Below are some entries. Copy each line that holds the string "content".

START Supplied entries

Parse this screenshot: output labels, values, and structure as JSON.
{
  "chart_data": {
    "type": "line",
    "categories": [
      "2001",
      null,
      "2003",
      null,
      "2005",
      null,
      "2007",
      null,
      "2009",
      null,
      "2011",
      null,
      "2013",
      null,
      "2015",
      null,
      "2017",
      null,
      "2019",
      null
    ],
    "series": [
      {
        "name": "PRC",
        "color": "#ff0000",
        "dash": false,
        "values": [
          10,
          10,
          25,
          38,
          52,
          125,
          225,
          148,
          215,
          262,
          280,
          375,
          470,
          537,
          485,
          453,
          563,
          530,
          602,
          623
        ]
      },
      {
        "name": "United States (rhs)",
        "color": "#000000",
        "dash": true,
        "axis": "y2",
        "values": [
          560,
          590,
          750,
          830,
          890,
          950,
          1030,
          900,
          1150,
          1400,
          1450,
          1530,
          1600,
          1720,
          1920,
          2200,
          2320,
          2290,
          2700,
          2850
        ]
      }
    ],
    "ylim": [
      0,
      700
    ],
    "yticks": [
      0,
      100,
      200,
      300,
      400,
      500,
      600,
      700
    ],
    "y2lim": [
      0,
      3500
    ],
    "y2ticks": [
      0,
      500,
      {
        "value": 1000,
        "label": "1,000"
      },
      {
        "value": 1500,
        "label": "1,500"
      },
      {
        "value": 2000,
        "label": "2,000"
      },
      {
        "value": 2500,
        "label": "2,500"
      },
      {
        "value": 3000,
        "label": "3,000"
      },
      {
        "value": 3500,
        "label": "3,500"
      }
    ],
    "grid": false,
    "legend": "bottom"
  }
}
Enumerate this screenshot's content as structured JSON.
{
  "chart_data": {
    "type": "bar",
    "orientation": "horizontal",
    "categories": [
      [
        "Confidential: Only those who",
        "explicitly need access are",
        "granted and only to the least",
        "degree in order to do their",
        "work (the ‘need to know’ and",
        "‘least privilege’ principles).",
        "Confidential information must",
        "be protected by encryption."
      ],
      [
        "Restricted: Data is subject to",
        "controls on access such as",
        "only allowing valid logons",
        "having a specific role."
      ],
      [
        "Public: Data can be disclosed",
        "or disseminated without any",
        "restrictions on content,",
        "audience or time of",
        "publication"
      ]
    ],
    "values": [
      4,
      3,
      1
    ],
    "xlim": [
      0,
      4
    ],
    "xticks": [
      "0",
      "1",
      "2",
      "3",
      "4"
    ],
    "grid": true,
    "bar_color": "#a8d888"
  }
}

END Supplied entries

Problem solution
Enumerate this screenshot's content as structured JSON.
        "restrictions on content,",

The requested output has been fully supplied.